··· EXCERPTED PASSAGE
Maxwell Leo "Max" Howell AO (né Maxwell Leopold Howell; 23 July 1927 – 3 February 2014) was an Australian educator and rugby union player. He played 5 Tests and 27 non-Test games for Australia between 1946 and 1948. He went on to become a physical education teacher and Professor at the University of Queensland. In 2003, he was appointed an Officer of the Order of Australia "for service to education as a pioneer in the development of sports studies and sport science as academic disciplines".

After his career as player he went to North America. Aligned with his sporting exploits, he pursued undergraduate and graduate study in Australia and North America in physical education, education psychology, exercise physiology, and sport history. He earned doctorate degrees from the University of California at Berkeley (Facilitation of motor learning by knowledge of performance analysis results Ed.D. 1954)  and from the University of Stellenbosch, South Africa (An historical survey of the role of sport in society, with particular reference to Canada since 1700. PhD 1969) He was also awarded an honorary Doctor of Laws Degree from the University of Alberta, Canada. During his academic career, Max held teaching and administrative posts at the University of British Columbia, the University of Alberta, San Diego State University, the University of Ottawa, and the University of Queensland.
······
··· MATERIAL PROVIDED
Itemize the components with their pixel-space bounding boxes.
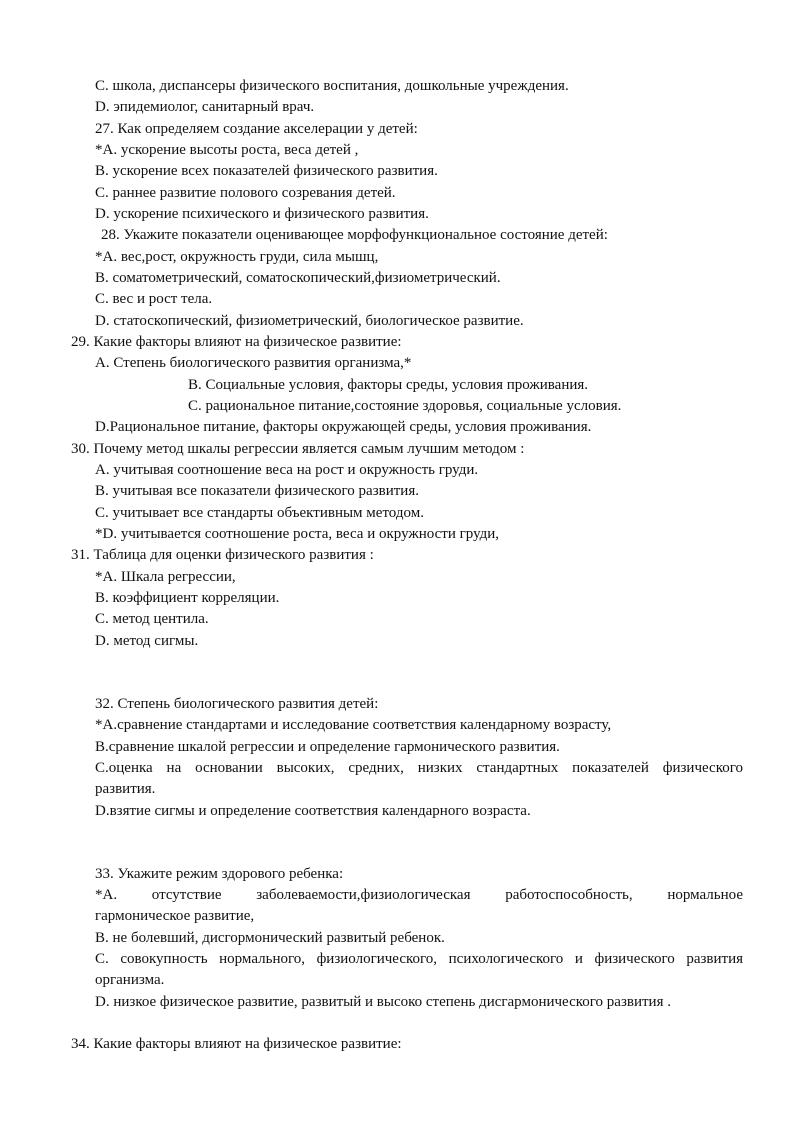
······
◆ INSTRUCTIONS ◆
**a)** Render this sentence from the Max Howell biography in Spanish: "He played 5 Tests and 27 non-Test games for Australia between 1946 and 1948."
**b)** From the Max Howell biography, extract the passage that runs from "After his career" to "and the University of Queensland.".
**c)** Write what comes next in the Max Howell biography, picking up after its last sentence.
The data here has no connection to the Max Howell biography.

◆ ANSWERS TO THE EXERCISE ◆
**a)** Disputó 5 partidos test y 27 partidos no test con Australia entre 1946 y 1948.

**b)**
After his career as player he went to North America. Aligned with his sporting exploits, he pursued undergraduate and graduate study in Australia and North America in physical education, education psychology, exercise physiology, and sport history. He earned doctorate degrees from the University of California at Berkeley (Facilitation of motor learning by knowledge of performance analysis results Ed.D. 1954)  and from the University of Stellenbosch, South Africa (An historical survey of the role of sport in society, with particular reference to Canada since 1700. PhD 1969) He was also awarded an honorary Doctor of Laws Degree from the University of Alberta, Canada. During his academic career, Max held teaching and administrative posts at the University of British Columbia, the University of Alberta, San Diego State University, the University of Ottawa, and the University of Queensland.

**c)**
At Alberta, Max began the graduate program in sport history from which a number of scholars in sport history have graduated, he was dean of the College of Professional Studies at San Diego State University, and he was the foundation chair and first professor of human movement studies at the University of Queensland. He was renowned for his capacity to stimulate graduate students in the field of sport history and significantly influenced programs in Canada, America, and Australia.

He published articles and books on a range of topics that included physiotherapy, motor learning, exercise physiology, comparative physical education, sport in antiquity, Canadian sport history, the history of sport in Australia, and more recently he wrote about Australian history and produced some fictional works. He is the author of two autobiographical works: The Shepherd Was Sleeping: A True Story of Love and Tragedy and Tragedy and Laughter on the Road to Oblivion: Around the Final Bend.

He was the President of the North American Society for Sport History (NASSH), President of the Canadian Association for Health, Physical Education and Recreation, and President of the Canadian Association of Sport Sciences.
NASSH honoured him with the annual Max and Reet Howell Memorial Address. He was married twice, the second, from 1974 until her death, to Reet Howell, PhD (née Reet Ann Nurmberg; 1945–1993), a scholar in comparative sports.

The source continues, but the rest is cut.